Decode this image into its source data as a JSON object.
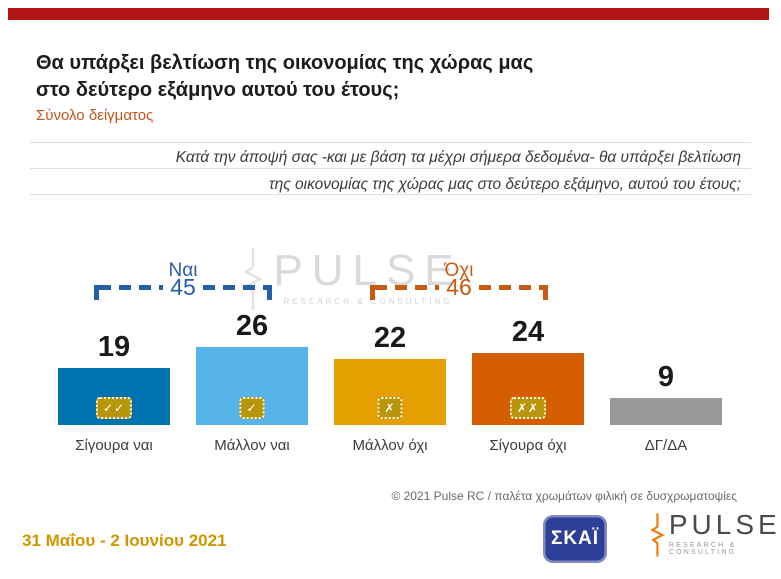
{
  "header": {
    "title_line1": "Θα υπάρξει βελτίωση της οικονομίας της χώρας μας",
    "title_line2": "στο δεύτερο εξάμηνο αυτού του έτους;",
    "subtitle": "Σύνολο δείγματος"
  },
  "question": {
    "line1": "Κατά την άποψή σας -και με βάση τα μέχρι σήμερα δεδομένα- θα υπάρξει βελτίωση",
    "line2": "της οικονομίας της χώρας μας στο δεύτερο εξάμηνο, αυτού του έτους;"
  },
  "chart_data": {
    "type": "bar",
    "title": "Θα υπάρξει βελτίωση της οικονομίας της χώρας μας στο δεύτερο εξάμηνο αυτού του έτους;",
    "categories": [
      "Σίγουρα ναι",
      "Μάλλον ναι",
      "Μάλλον όχι",
      "Σίγουρα όχι",
      "ΔΓ/ΔΑ"
    ],
    "values": [
      19,
      26,
      22,
      24,
      9
    ],
    "colors": [
      "#0072B2",
      "#56B4E9",
      "#E69F00",
      "#D55E00",
      "#999999"
    ],
    "icons": [
      "✓✓",
      "✓",
      "✗",
      "✗✗",
      ""
    ],
    "icon_names": [
      "double-check-icon",
      "check-icon",
      "x-icon",
      "double-x-icon",
      ""
    ],
    "groups": [
      {
        "label": "Ναι",
        "value": 45,
        "color": "#2660A4",
        "spans": [
          0,
          1
        ]
      },
      {
        "label": "Όχι",
        "value": 46,
        "color": "#C55A11",
        "spans": [
          2,
          3
        ]
      }
    ],
    "ylim": [
      0,
      30
    ],
    "grid": false,
    "legend": "none",
    "data_labels": true
  },
  "watermark": {
    "text": "PULSE",
    "subtext": "RESEARCH & CONSULTING"
  },
  "footer": {
    "copyright": "© 2021 Pulse RC   /   παλέτα χρωμάτων φιλική σε δυσχρωματοψίες",
    "date_range": "31 Μαΐου - 2 Ιουνίου 2021"
  },
  "logos": {
    "skai_label": "ΣΚΑΪ",
    "pulse_label": "PULSE",
    "pulse_subtext": "RESEARCH & CONSULTING"
  },
  "colors": {
    "top_strip": "#B01513",
    "subtitle_orange": "#C4561C",
    "yes_blue": "#2660A4",
    "no_orange": "#C55A11",
    "icon_gold": "#B8960B",
    "skai_blue": "#2E3F97",
    "pulse_orange": "#F07D00",
    "date_gold": "#D29500"
  }
}
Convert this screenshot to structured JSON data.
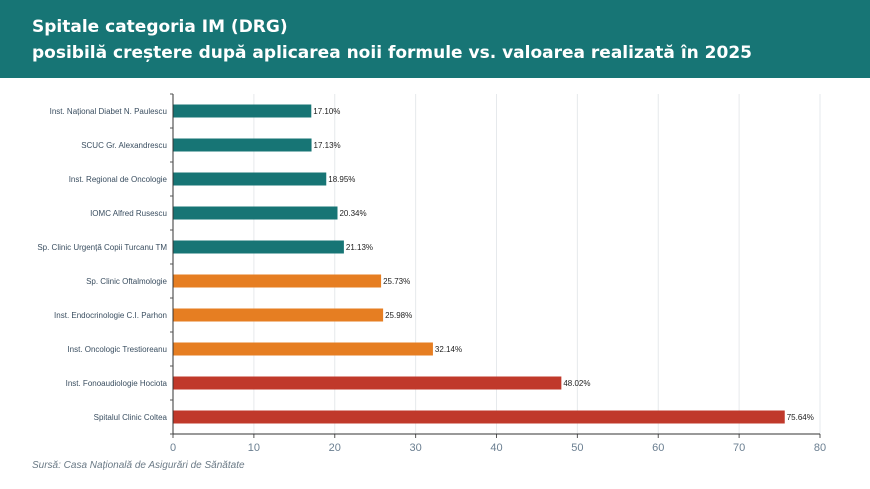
{
  "header": {
    "title_line1": "Spitale categoria IM (DRG)",
    "title_line2": "posibilă creștere după aplicarea noii formule vs. valoarea realizată în 2025"
  },
  "colors": {
    "header_bg": "#177575",
    "teal": "#177575",
    "orange": "#e67e22",
    "red": "#c0392b"
  },
  "chart_data": {
    "type": "bar",
    "orientation": "horizontal",
    "categories": [
      "Inst. Național Diabet N. Paulescu",
      "SCUC Gr. Alexandrescu",
      "Inst. Regional de Oncologie",
      "IOMC Alfred Rusescu",
      "Sp. Clinic Urgență Copii Turcanu TM",
      "Sp. Clinic Oftalmologie",
      "Inst. Endocrinologie C.I. Parhon",
      "Inst. Oncologic Trestioreanu",
      "Inst. Fonoaudiologie Hociota",
      "Spitalul Clinic Coltea"
    ],
    "values": [
      17.1,
      17.13,
      18.95,
      20.34,
      21.13,
      25.73,
      25.98,
      32.14,
      48.02,
      75.64
    ],
    "value_labels": [
      "17.10%",
      "17.13%",
      "18.95%",
      "20.34%",
      "21.13%",
      "25.73%",
      "25.98%",
      "32.14%",
      "48.02%",
      "75.64%"
    ],
    "bar_colors": [
      "#177575",
      "#177575",
      "#177575",
      "#177575",
      "#177575",
      "#e67e22",
      "#e67e22",
      "#e67e22",
      "#c0392b",
      "#c0392b"
    ],
    "xlim": [
      0,
      80
    ],
    "xticks": [
      0,
      10,
      20,
      30,
      40,
      50,
      60,
      70,
      80
    ],
    "grid": true,
    "title": "",
    "xlabel": "",
    "ylabel": ""
  },
  "source": "Sursă: Casa Națională de Asigurări de Sănătate"
}
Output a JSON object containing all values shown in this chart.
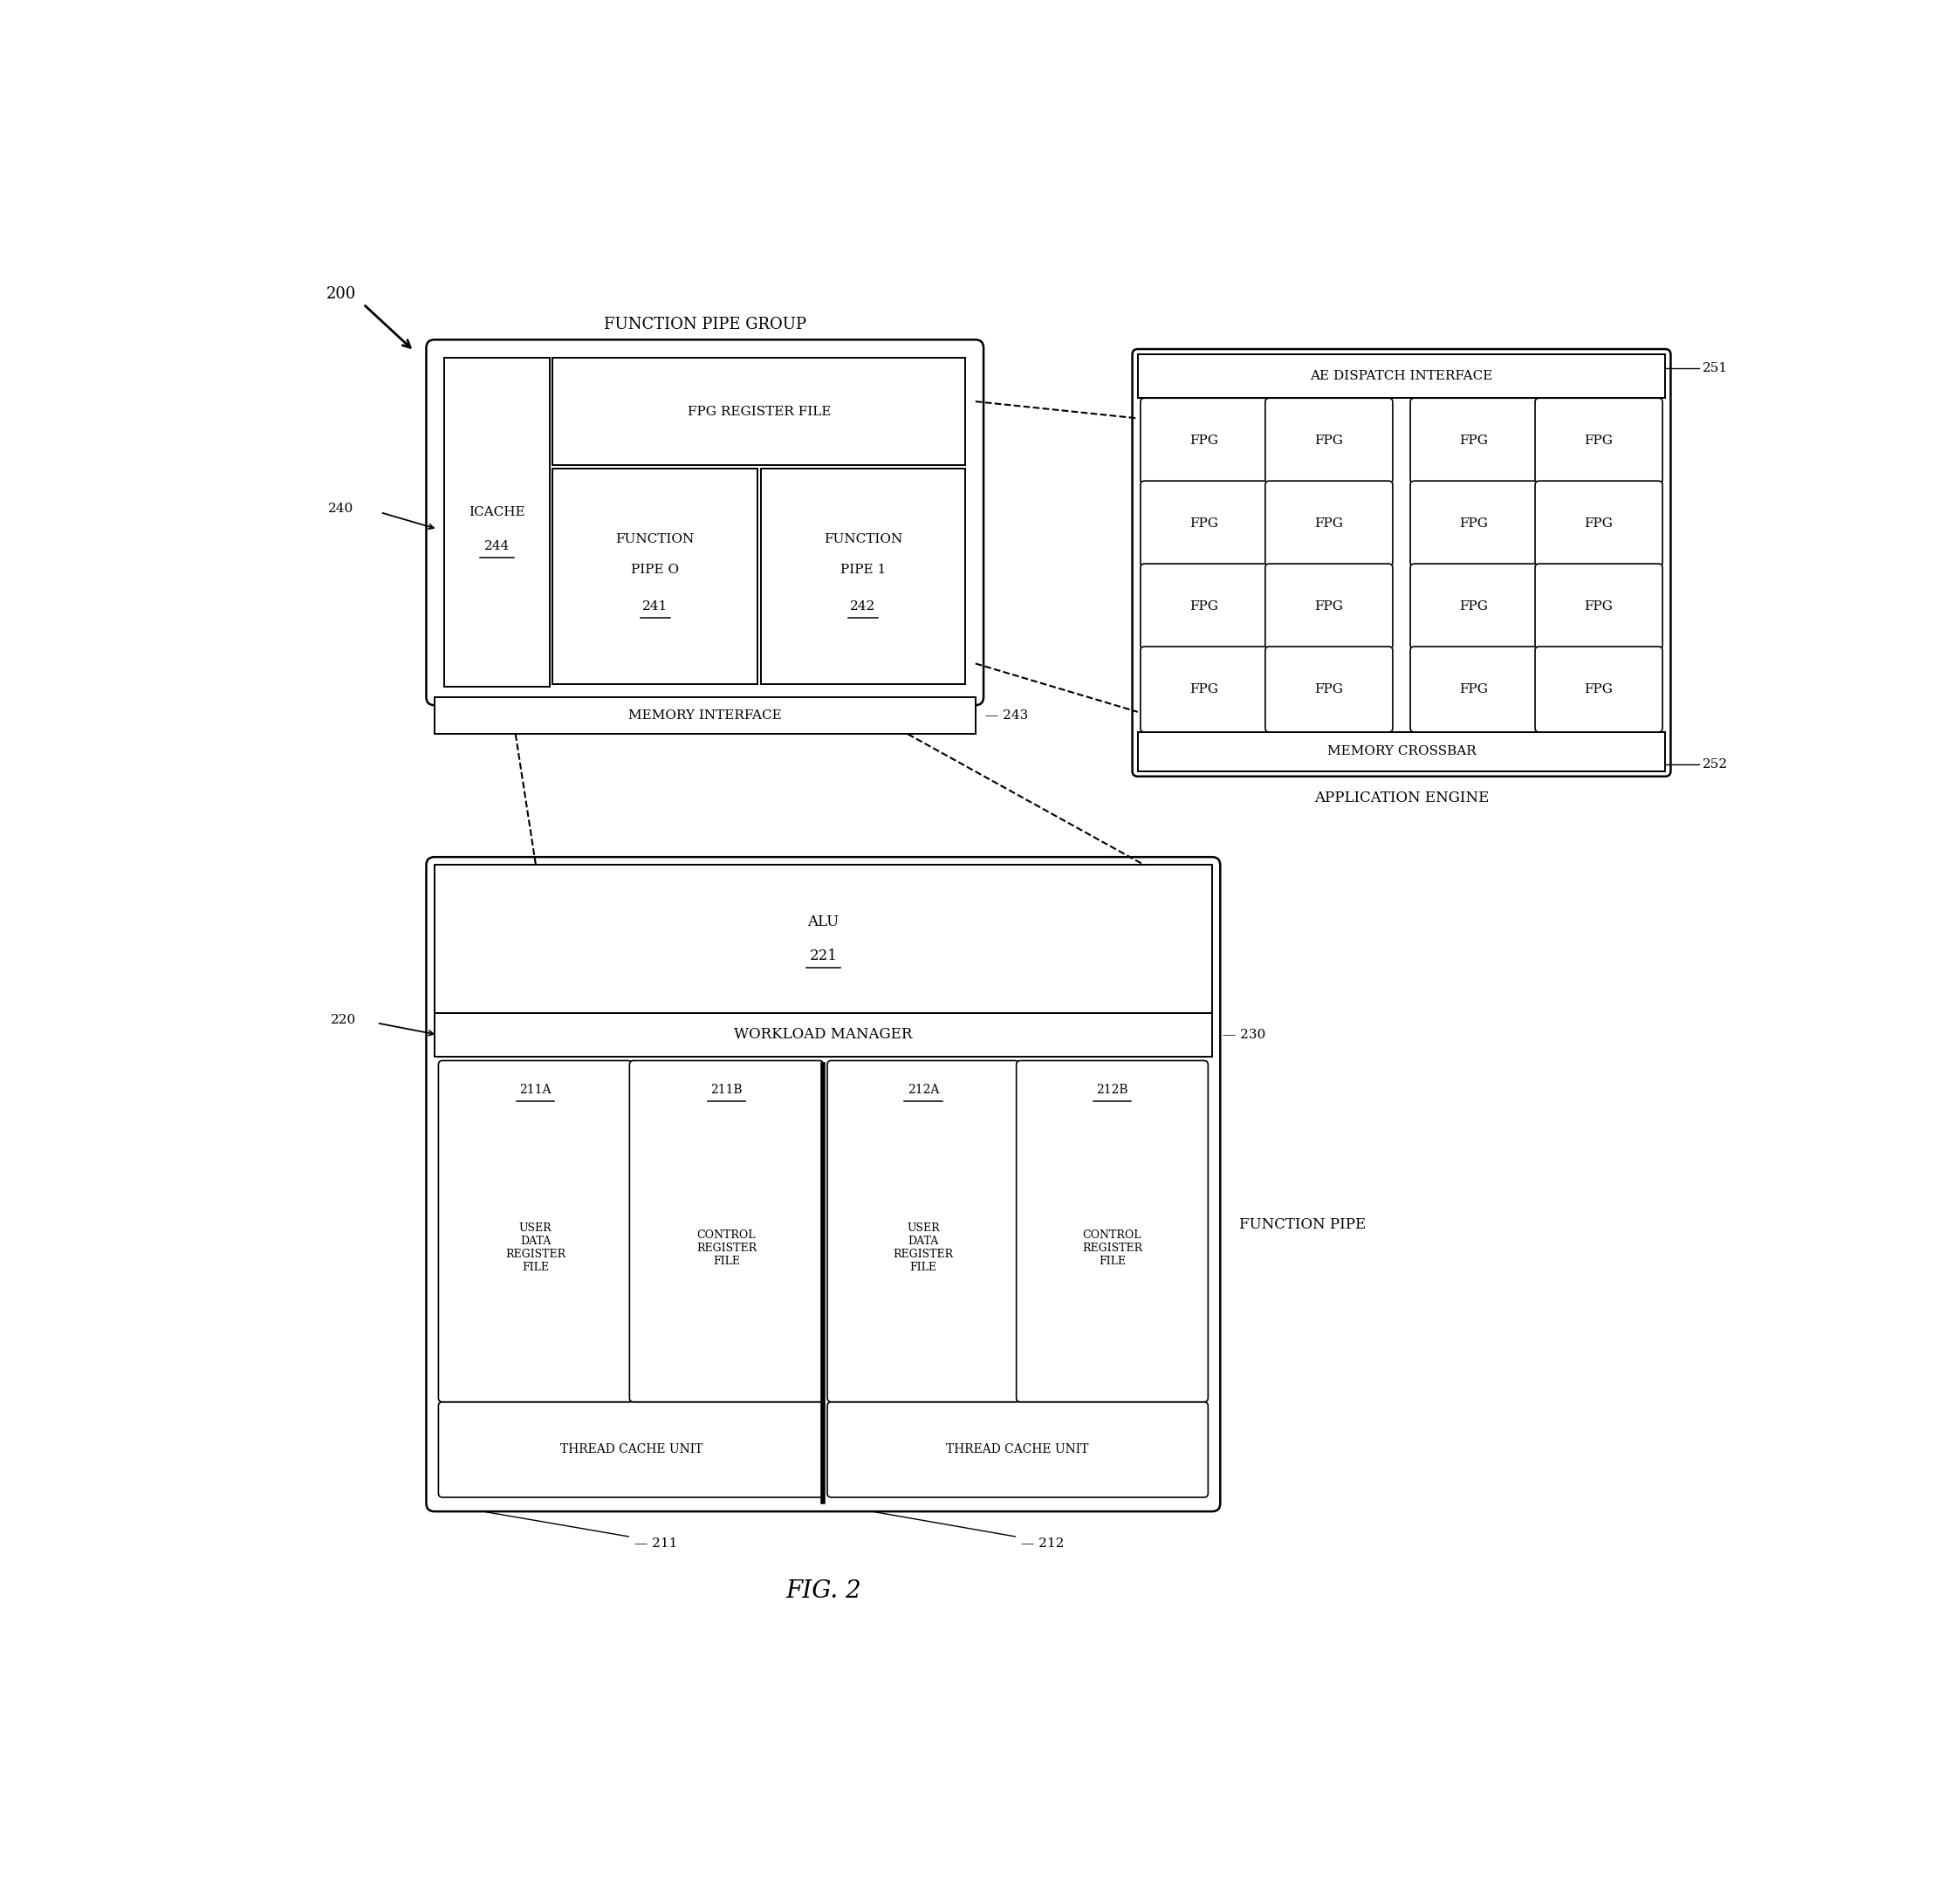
{
  "bg_color": "#ffffff",
  "fig_width": 22.46,
  "fig_height": 21.66,
  "title": "FIG. 2",
  "label_200": "200",
  "label_240": "240",
  "label_220": "220",
  "label_230": "230",
  "label_243": "243",
  "label_251": "251",
  "label_252": "252",
  "label_211": "211",
  "label_212": "212",
  "fpg_group_label": "FUNCTION PIPE GROUP",
  "fpg_reg_file_label": "FPG REGISTER FILE",
  "icache_label": "ICACHE",
  "icache_ref": "244",
  "func_pipe0_line1": "FUNCTION",
  "func_pipe0_line2": "PIPE O",
  "func_pipe0_ref": "241",
  "func_pipe1_line1": "FUNCTION",
  "func_pipe1_line2": "PIPE 1",
  "func_pipe1_ref": "242",
  "mem_interface_label": "MEMORY INTERFACE",
  "ae_dispatch_label": "AE DISPATCH INTERFACE",
  "memory_crossbar_label": "MEMORY CROSSBAR",
  "app_engine_label": "APPLICATION ENGINE",
  "alu_line1": "ALU",
  "alu_ref": "221",
  "workload_manager_label": "WORKLOAD MANAGER",
  "func_pipe_label": "FUNCTION PIPE",
  "reg_labels": [
    "211A",
    "211B",
    "212A",
    "212B"
  ],
  "reg_bodies": [
    "USER\nDATA\nREGISTER\nFILE",
    "CONTROL\nREGISTER\nFILE",
    "USER\nDATA\nREGISTER\nFILE",
    "CONTROL\nREGISTER\nFILE"
  ],
  "thread_cache_label": "THREAD CACHE UNIT"
}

> [Task directions]:
Transcribe every record above exactly as written, leaving out any pictures.

> [The completed task]:
Decode this image into its source data as a JSON object.
{
  "header": {
    "title_line1": "Θα υπάρξει βελτίωση της οικονομίας της χώρας μας",
    "title_line2": "στο δεύτερο εξάμηνο αυτού του έτους;",
    "subtitle": "Σύνολο δείγματος"
  },
  "question": {
    "line1": "Κατά την άποψή σας -και με βάση τα μέχρι σήμερα δεδομένα- θα υπάρξει βελτίωση",
    "line2": "της οικονομίας της χώρας μας στο δεύτερο εξάμηνο, αυτού του έτους;"
  },
  "chart_data": {
    "type": "bar",
    "title": "Θα υπάρξει βελτίωση της οικονομίας της χώρας μας στο δεύτερο εξάμηνο αυτού του έτους;",
    "categories": [
      "Σίγουρα ναι",
      "Μάλλον ναι",
      "Μάλλον όχι",
      "Σίγουρα όχι",
      "ΔΓ/ΔΑ"
    ],
    "values": [
      19,
      26,
      22,
      24,
      9
    ],
    "colors": [
      "#0072B2",
      "#56B4E9",
      "#E69F00",
      "#D55E00",
      "#999999"
    ],
    "icons": [
      "✓✓",
      "✓",
      "✗",
      "✗✗",
      ""
    ],
    "icon_names": [
      "double-check-icon",
      "check-icon",
      "x-icon",
      "double-x-icon",
      ""
    ],
    "groups": [
      {
        "label": "Ναι",
        "value": 45,
        "color": "#2660A4",
        "spans": [
          0,
          1
        ]
      },
      {
        "label": "Όχι",
        "value": 46,
        "color": "#C55A11",
        "spans": [
          2,
          3
        ]
      }
    ],
    "ylim": [
      0,
      30
    ],
    "grid": false,
    "legend": "none",
    "data_labels": true
  },
  "watermark": {
    "text": "PULSE",
    "subtext": "RESEARCH & CONSULTING"
  },
  "footer": {
    "copyright": "© 2021 Pulse RC   /   παλέτα χρωμάτων φιλική σε δυσχρωματοψίες",
    "date_range": "31 Μαΐου - 2 Ιουνίου 2021"
  },
  "logos": {
    "skai_label": "ΣΚΑΪ",
    "pulse_label": "PULSE",
    "pulse_subtext": "RESEARCH & CONSULTING"
  },
  "colors": {
    "top_strip": "#B01513",
    "subtitle_orange": "#C4561C",
    "yes_blue": "#2660A4",
    "no_orange": "#C55A11",
    "icon_gold": "#B8960B",
    "skai_blue": "#2E3F97",
    "pulse_orange": "#F07D00",
    "date_gold": "#D29500"
  }
}
Convert this screenshot to structured JSON data.
{
  "header": {
    "title_line1": "Spitale categoria IM (DRG)",
    "title_line2": "posibilă creștere după aplicarea noii formule vs. valoarea realizată în 2025"
  },
  "colors": {
    "header_bg": "#177575",
    "teal": "#177575",
    "orange": "#e67e22",
    "red": "#c0392b"
  },
  "chart_data": {
    "type": "bar",
    "orientation": "horizontal",
    "categories": [
      "Inst. Național Diabet N. Paulescu",
      "SCUC Gr. Alexandrescu",
      "Inst. Regional de Oncologie",
      "IOMC Alfred Rusescu",
      "Sp. Clinic Urgență Copii Turcanu TM",
      "Sp. Clinic Oftalmologie",
      "Inst. Endocrinologie C.I. Parhon",
      "Inst. Oncologic Trestioreanu",
      "Inst. Fonoaudiologie Hociota",
      "Spitalul Clinic Coltea"
    ],
    "values": [
      17.1,
      17.13,
      18.95,
      20.34,
      21.13,
      25.73,
      25.98,
      32.14,
      48.02,
      75.64
    ],
    "value_labels": [
      "17.10%",
      "17.13%",
      "18.95%",
      "20.34%",
      "21.13%",
      "25.73%",
      "25.98%",
      "32.14%",
      "48.02%",
      "75.64%"
    ],
    "bar_colors": [
      "#177575",
      "#177575",
      "#177575",
      "#177575",
      "#177575",
      "#e67e22",
      "#e67e22",
      "#e67e22",
      "#c0392b",
      "#c0392b"
    ],
    "xlim": [
      0,
      80
    ],
    "xticks": [
      0,
      10,
      20,
      30,
      40,
      50,
      60,
      70,
      80
    ],
    "grid": true,
    "title": "",
    "xlabel": "",
    "ylabel": ""
  },
  "source": "Sursă: Casa Națională de Asigurări de Sănătate"
}
Output a JSON object containing all values shown in this chart.
{
  "bg_color": "#ffffff",
  "fig_width": 22.46,
  "fig_height": 21.66,
  "title": "FIG. 2",
  "label_200": "200",
  "label_240": "240",
  "label_220": "220",
  "label_230": "230",
  "label_243": "243",
  "label_251": "251",
  "label_252": "252",
  "label_211": "211",
  "label_212": "212",
  "fpg_group_label": "FUNCTION PIPE GROUP",
  "fpg_reg_file_label": "FPG REGISTER FILE",
  "icache_label": "ICACHE",
  "icache_ref": "244",
  "func_pipe0_line1": "FUNCTION",
  "func_pipe0_line2": "PIPE O",
  "func_pipe0_ref": "241",
  "func_pipe1_line1": "FUNCTION",
  "func_pipe1_line2": "PIPE 1",
  "func_pipe1_ref": "242",
  "mem_interface_label": "MEMORY INTERFACE",
  "ae_dispatch_label": "AE DISPATCH INTERFACE",
  "memory_crossbar_label": "MEMORY CROSSBAR",
  "app_engine_label": "APPLICATION ENGINE",
  "alu_line1": "ALU",
  "alu_ref": "221",
  "workload_manager_label": "WORKLOAD MANAGER",
  "func_pipe_label": "FUNCTION PIPE",
  "reg_labels": [
    "211A",
    "211B",
    "212A",
    "212B"
  ],
  "reg_bodies": [
    "USER\nDATA\nREGISTER\nFILE",
    "CONTROL\nREGISTER\nFILE",
    "USER\nDATA\nREGISTER\nFILE",
    "CONTROL\nREGISTER\nFILE"
  ],
  "thread_cache_label": "THREAD CACHE UNIT"
}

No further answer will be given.